• DATA ROWS:
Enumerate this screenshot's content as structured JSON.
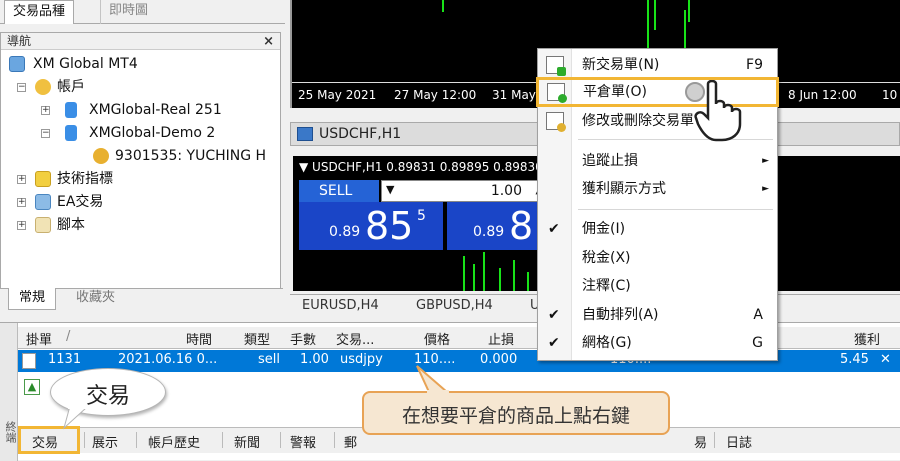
{
  "top_tabs": [
    "交易品種",
    "即時圖"
  ],
  "navigator": {
    "title": "導航",
    "close": "×",
    "root": "XM Global MT4",
    "accounts": "帳戶",
    "servers": [
      "XMGlobal-Real 251",
      "XMGlobal-Demo 2"
    ],
    "user": "9301535: YUCHING H",
    "indicators": "技術指標",
    "experts": "EA交易",
    "scripts": "腳本",
    "bottom_tabs": [
      "常規",
      "收藏夾"
    ]
  },
  "chart1": {
    "dates": [
      "25 May 2021",
      "27 May 12:00",
      "31 May",
      "8 Jun 12:00",
      "10"
    ]
  },
  "chart2": {
    "title": "USDCHF,H1",
    "info": "▼ USDCHF,H1  0.89831  0.89895  0.89830",
    "sell_label": "SELL",
    "lot": "1.00",
    "bid_prefix": "0.89",
    "bid_big": "85",
    "bid_small": "5",
    "ask_prefix": "0.89",
    "ask_big": "8"
  },
  "chart_tabs": [
    "EURUSD,H4",
    "GBPUSD,H4",
    "U"
  ],
  "terminal": {
    "headers": [
      "掛單",
      "/",
      "時間",
      "類型",
      "手數",
      "交易...",
      "價格",
      "止損",
      "獲利"
    ],
    "row": {
      "order": "1131",
      "time": "2021.06.16 0...",
      "type": "sell",
      "lots": "1.00",
      "symbol": "usdjpy",
      "price": "110....",
      "sl": "0.000",
      "extra": "110....",
      "profit": "5.45",
      "close": "✕"
    },
    "side_label": "終端",
    "tabs": [
      "交易",
      "展示",
      "帳戶歷史",
      "新聞",
      "警報",
      "郵",
      "易",
      "日誌"
    ]
  },
  "menu": {
    "items": [
      {
        "label": "新交易單(N)",
        "key": "F9"
      },
      {
        "label": "平倉單(O)",
        "key": ""
      },
      {
        "label": "修改或刪除交易單",
        "key": ""
      },
      {
        "label": "追蹤止損",
        "key": "►"
      },
      {
        "label": "獲利顯示方式",
        "key": "►"
      },
      {
        "label": "佣金(I)",
        "key": ""
      },
      {
        "label": "稅金(X)",
        "key": ""
      },
      {
        "label": "注釋(C)",
        "key": ""
      },
      {
        "label": "自動排列(A)",
        "key": "A"
      },
      {
        "label": "網格(G)",
        "key": "G"
      }
    ],
    "check": "✔"
  },
  "annotations": {
    "callout": "在想要平倉的商品上點右鍵",
    "bubble": "交易"
  },
  "colors": {
    "highlight": "#f2b634",
    "selected_row": "#0078d7",
    "chart_bg": "#000000",
    "candle": "#18e218",
    "sell_blue": "#1a45c7"
  }
}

• TASK: Examine the records and pull out every line where the string "USDCHF" occurs.

• RESPONSE:
    "title": "USDCHF,H1",
    "info": "▼ USDCHF,H1  0.89831  0.89895  0.89830",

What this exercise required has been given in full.